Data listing
# # # # #
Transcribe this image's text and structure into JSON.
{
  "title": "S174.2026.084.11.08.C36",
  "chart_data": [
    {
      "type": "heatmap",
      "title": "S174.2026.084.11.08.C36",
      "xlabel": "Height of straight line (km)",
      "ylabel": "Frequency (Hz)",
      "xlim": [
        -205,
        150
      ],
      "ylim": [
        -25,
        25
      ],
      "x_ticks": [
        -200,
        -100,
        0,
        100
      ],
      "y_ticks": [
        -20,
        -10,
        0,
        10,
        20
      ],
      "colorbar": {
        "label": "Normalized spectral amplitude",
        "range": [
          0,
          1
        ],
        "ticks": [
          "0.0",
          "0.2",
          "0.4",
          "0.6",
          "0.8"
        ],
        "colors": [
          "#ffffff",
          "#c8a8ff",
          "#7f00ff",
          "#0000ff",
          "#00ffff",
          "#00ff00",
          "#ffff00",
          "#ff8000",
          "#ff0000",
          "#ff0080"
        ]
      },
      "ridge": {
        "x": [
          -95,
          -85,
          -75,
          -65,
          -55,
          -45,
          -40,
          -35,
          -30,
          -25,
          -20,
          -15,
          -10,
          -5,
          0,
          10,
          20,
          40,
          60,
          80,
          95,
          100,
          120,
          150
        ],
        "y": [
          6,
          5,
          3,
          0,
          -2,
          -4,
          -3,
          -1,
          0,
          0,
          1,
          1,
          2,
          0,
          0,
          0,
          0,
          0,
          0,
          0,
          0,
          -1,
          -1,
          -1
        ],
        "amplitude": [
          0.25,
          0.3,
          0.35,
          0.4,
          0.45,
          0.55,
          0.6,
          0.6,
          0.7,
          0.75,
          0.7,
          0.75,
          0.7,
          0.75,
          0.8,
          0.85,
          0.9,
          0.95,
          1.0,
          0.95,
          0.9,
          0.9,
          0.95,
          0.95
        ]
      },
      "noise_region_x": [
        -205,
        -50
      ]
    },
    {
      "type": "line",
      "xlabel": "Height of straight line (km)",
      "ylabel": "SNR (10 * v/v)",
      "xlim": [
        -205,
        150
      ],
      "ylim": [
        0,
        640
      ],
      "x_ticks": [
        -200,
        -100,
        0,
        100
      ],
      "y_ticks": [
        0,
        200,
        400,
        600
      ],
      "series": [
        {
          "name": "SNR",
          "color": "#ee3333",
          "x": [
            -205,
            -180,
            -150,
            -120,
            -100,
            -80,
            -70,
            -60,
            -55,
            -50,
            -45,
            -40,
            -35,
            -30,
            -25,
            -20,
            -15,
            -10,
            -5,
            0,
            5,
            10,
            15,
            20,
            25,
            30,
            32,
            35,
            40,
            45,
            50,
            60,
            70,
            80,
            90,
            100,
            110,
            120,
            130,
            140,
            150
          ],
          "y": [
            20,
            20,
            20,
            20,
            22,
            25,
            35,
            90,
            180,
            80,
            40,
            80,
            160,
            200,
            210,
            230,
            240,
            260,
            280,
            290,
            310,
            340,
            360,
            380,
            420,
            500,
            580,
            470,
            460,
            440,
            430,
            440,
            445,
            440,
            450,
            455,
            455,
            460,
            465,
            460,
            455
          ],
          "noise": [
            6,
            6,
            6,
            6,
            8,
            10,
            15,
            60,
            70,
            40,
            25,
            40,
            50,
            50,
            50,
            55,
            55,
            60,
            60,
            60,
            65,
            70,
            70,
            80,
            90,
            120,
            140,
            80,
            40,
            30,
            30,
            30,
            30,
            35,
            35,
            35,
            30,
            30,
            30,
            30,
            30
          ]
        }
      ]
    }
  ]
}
# # # # #
Task to complete
Reproduce the entries above exactly.

Expected answer
Transcribe this image's text and structure into JSON.
{
  "title": "S174.2026.084.11.08.C36",
  "chart_data": [
    {
      "type": "heatmap",
      "title": "S174.2026.084.11.08.C36",
      "xlabel": "Height of straight line (km)",
      "ylabel": "Frequency (Hz)",
      "xlim": [
        -205,
        150
      ],
      "ylim": [
        -25,
        25
      ],
      "x_ticks": [
        -200,
        -100,
        0,
        100
      ],
      "y_ticks": [
        -20,
        -10,
        0,
        10,
        20
      ],
      "colorbar": {
        "label": "Normalized spectral amplitude",
        "range": [
          0,
          1
        ],
        "ticks": [
          "0.0",
          "0.2",
          "0.4",
          "0.6",
          "0.8"
        ],
        "colors": [
          "#ffffff",
          "#c8a8ff",
          "#7f00ff",
          "#0000ff",
          "#00ffff",
          "#00ff00",
          "#ffff00",
          "#ff8000",
          "#ff0000",
          "#ff0080"
        ]
      },
      "ridge": {
        "x": [
          -95,
          -85,
          -75,
          -65,
          -55,
          -45,
          -40,
          -35,
          -30,
          -25,
          -20,
          -15,
          -10,
          -5,
          0,
          10,
          20,
          40,
          60,
          80,
          95,
          100,
          120,
          150
        ],
        "y": [
          6,
          5,
          3,
          0,
          -2,
          -4,
          -3,
          -1,
          0,
          0,
          1,
          1,
          2,
          0,
          0,
          0,
          0,
          0,
          0,
          0,
          0,
          -1,
          -1,
          -1
        ],
        "amplitude": [
          0.25,
          0.3,
          0.35,
          0.4,
          0.45,
          0.55,
          0.6,
          0.6,
          0.7,
          0.75,
          0.7,
          0.75,
          0.7,
          0.75,
          0.8,
          0.85,
          0.9,
          0.95,
          1.0,
          0.95,
          0.9,
          0.9,
          0.95,
          0.95
        ]
      },
      "noise_region_x": [
        -205,
        -50
      ]
    },
    {
      "type": "line",
      "xlabel": "Height of straight line (km)",
      "ylabel": "SNR (10 * v/v)",
      "xlim": [
        -205,
        150
      ],
      "ylim": [
        0,
        640
      ],
      "x_ticks": [
        -200,
        -100,
        0,
        100
      ],
      "y_ticks": [
        0,
        200,
        400,
        600
      ],
      "series": [
        {
          "name": "SNR",
          "color": "#ee3333",
          "x": [
            -205,
            -180,
            -150,
            -120,
            -100,
            -80,
            -70,
            -60,
            -55,
            -50,
            -45,
            -40,
            -35,
            -30,
            -25,
            -20,
            -15,
            -10,
            -5,
            0,
            5,
            10,
            15,
            20,
            25,
            30,
            32,
            35,
            40,
            45,
            50,
            60,
            70,
            80,
            90,
            100,
            110,
            120,
            130,
            140,
            150
          ],
          "y": [
            20,
            20,
            20,
            20,
            22,
            25,
            35,
            90,
            180,
            80,
            40,
            80,
            160,
            200,
            210,
            230,
            240,
            260,
            280,
            290,
            310,
            340,
            360,
            380,
            420,
            500,
            580,
            470,
            460,
            440,
            430,
            440,
            445,
            440,
            450,
            455,
            455,
            460,
            465,
            460,
            455
          ],
          "noise": [
            6,
            6,
            6,
            6,
            8,
            10,
            15,
            60,
            70,
            40,
            25,
            40,
            50,
            50,
            50,
            55,
            55,
            60,
            60,
            60,
            65,
            70,
            70,
            80,
            90,
            120,
            140,
            80,
            40,
            30,
            30,
            30,
            30,
            35,
            35,
            35,
            30,
            30,
            30,
            30,
            30
          ]
        }
      ]
    }
  ]
}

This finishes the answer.